---------- RECORDS ----------

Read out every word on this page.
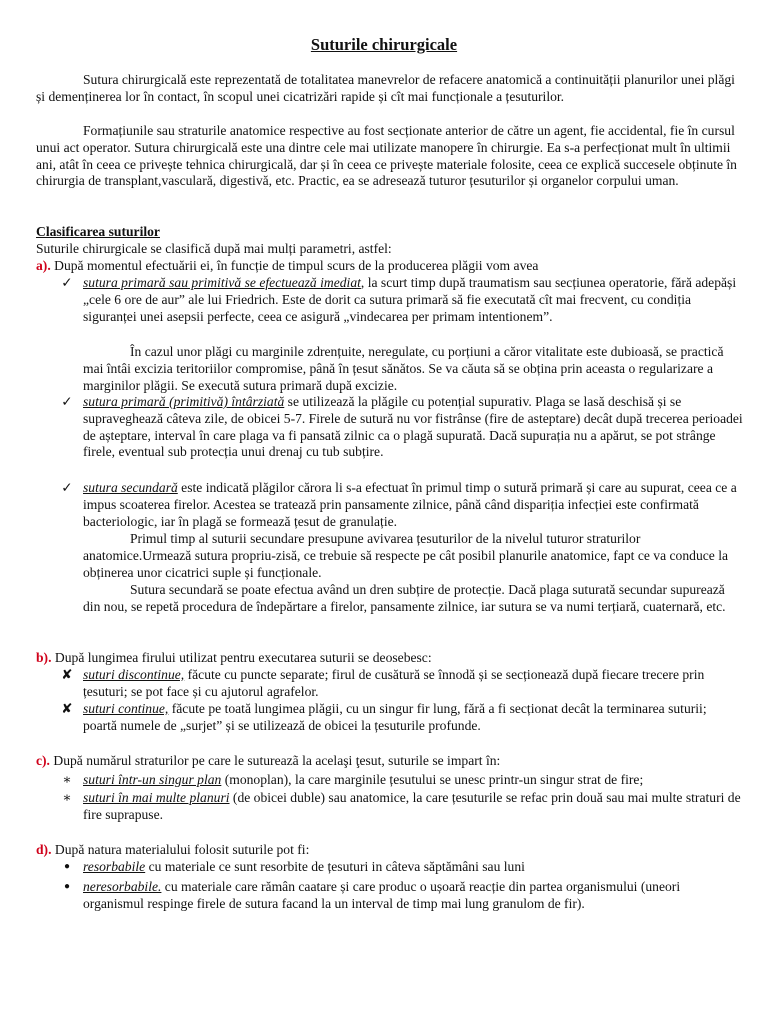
Suturile chirurgicale
Sutura chirurgicală este reprezentată de totalitatea manevrelor de refacere anatomică a continuității planurilor unei plăgi și demenținerea lor în contact, în scopul unei cicatrizări rapide și cît mai funcționale a țesuturilor.
Formațiunile sau straturile anatomice respective au fost secționate anterior de către un agent, fie accidental, fie în cursul unui act operator. Sutura chirurgicală este una dintre cele mai utilizate manopere în chirurgie. Ea s-a perfecționat mult în ultimii ani, atât în ceea ce privește tehnica chirurgicală, dar și în ceea ce privește materiale folosite, ceea ce explică succesele obținute în chirurgia de transplant,vasculară, digestivă, etc. Practic, ea se adresează tuturor țesuturilor și organelor corpului uman.
Clasificarea suturilor
Suturile chirurgicale se clasifică după mai mulți parametri, astfel:
a). După momentul efectuării ei, în funcție de timpul scurs de la producerea plăgii vom avea
✓ sutura primară sau primitivă se efectuează imediat, la scurt timp după traumatism sau secțiunea operatorie, fără adepăși „cele 6 ore de aur” ale lui Friedrich. Este de dorit ca sutura primară să fie executată cît mai frecvent, cu condiția siguranței unei asepsii perfecte, ceea ce asigură „vindecarea per primam intentionem”.
În cazul unor plăgi cu marginile zdrențuite, neregulate, cu porțiuni a căror vitalitate este dubioasă, se practică mai întâi excizia teritoriilor compromise, până în țesut sănătos. Se va căuta să se obțina prin aceasta o regularizare a marginilor plăgii. Se execută sutura primară după excizie.
✓ sutura primară (primitivă) întârziată se utilizează la plăgile cu potențial supurativ. Plaga se lasă deschisă și se supraveghează câteva zile, de obicei 5-7. Firele de sutură nu vor fistrânse (fire de asteptare) decât după trecerea perioadei de așteptare, interval în care plaga va fi pansată zilnic ca o plagă supurată. Dacă supurația nu a apărut, se pot strânge firele, eventual sub protecția unui drenaj cu tub subțire.
✓ sutura secundară este indicată plăgilor cărora li s-a efectuat în primul timp o sutură primară și care au supurat, ceea ce a impus scoaterea firelor. Acestea se tratează prin pansamente zilnice, până când dispariția infecției este confirmată bacteriologic, iar în plagă se formează țesut de granulație.
Primul timp al suturii secundare presupune avivarea țesuturilor de la nivelul tuturor straturilor anatomice.Urmează sutura propriu-zisă, ce trebuie să respecte pe cât posibil planurile anatomice, fapt ce va conduce la obținerea unor cicatrici suple și funcționale.
Sutura secundară se poate efectua având un dren subțire de protecție. Dacă plaga suturată secundar supurează din nou, se repetă procedura de îndepărtare a firelor, pansamente zilnice, iar sutura se va numi terțiară, cuaternară, etc.
b). După lungimea firului utilizat pentru executarea suturii se deosebesc:
✘ suturi discontinue, făcute cu puncte separate; firul de cusătură se înnodă și se secționează după fiecare trecere prin țesuturi; se pot face și cu ajutorul agrafelor.
✘ suturi continue, făcute pe toată lungimea plăgii, cu un singur fir lung, fără a fi secționat decât la terminarea suturii; poartă numele de „surjet” și se utilizează de obicei la țesuturile profunde.
c). După numărul straturilor pe care le sutureazã la acelaşi ţesut, suturile se impart în:
∗ suturi într-un singur plan (monoplan), la care marginile țesutului se unesc printr-un singur strat de fire;
∗ suturi în mai multe planuri (de obicei duble) sau anatomice, la care țesuturile se refac prin două sau mai multe straturi de fire suprapuse.
d). După natura materialului folosit suturile pot fi:
● resorbabile cu materiale ce sunt resorbite de țesuturi in câteva săptămâni sau luni
● neresorbabile. cu materiale care rămân caatare și care produc o ușoară reacție din partea organismului (uneori organismul respinge firele de sutura facand la un interval de timp mai lung granulom de fir).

----------

ASSIGNED TASK: Each line of the data that contains "obicei" belongs in the answer.

ANSWER SPACE:
✓ sutura primară (primitivă) întârziată se utilizează la plăgile cu potențial supurativ. Plaga se lasă deschisă și se supraveghează câteva zile, de obicei 5-7. Firele de sutură nu vor fistrânse (fire de asteptare) decât după trecerea perioadei de așteptare, interval în care plaga va fi pansată zilnic ca o plagă supurată. Dacă supurația nu a apărut, se pot strânge firele, eventual sub protecția unui drenaj cu tub subțire.
✘ suturi continue, făcute pe toată lungimea plăgii, cu un singur fir lung, fără a fi secționat decât la terminarea suturii; poartă numele de „surjet” și se utilizează de obicei la țesuturile profunde.
∗ suturi în mai multe planuri (de obicei duble) sau anatomice, la care țesuturile se refac prin două sau mai multe straturi de fire suprapuse.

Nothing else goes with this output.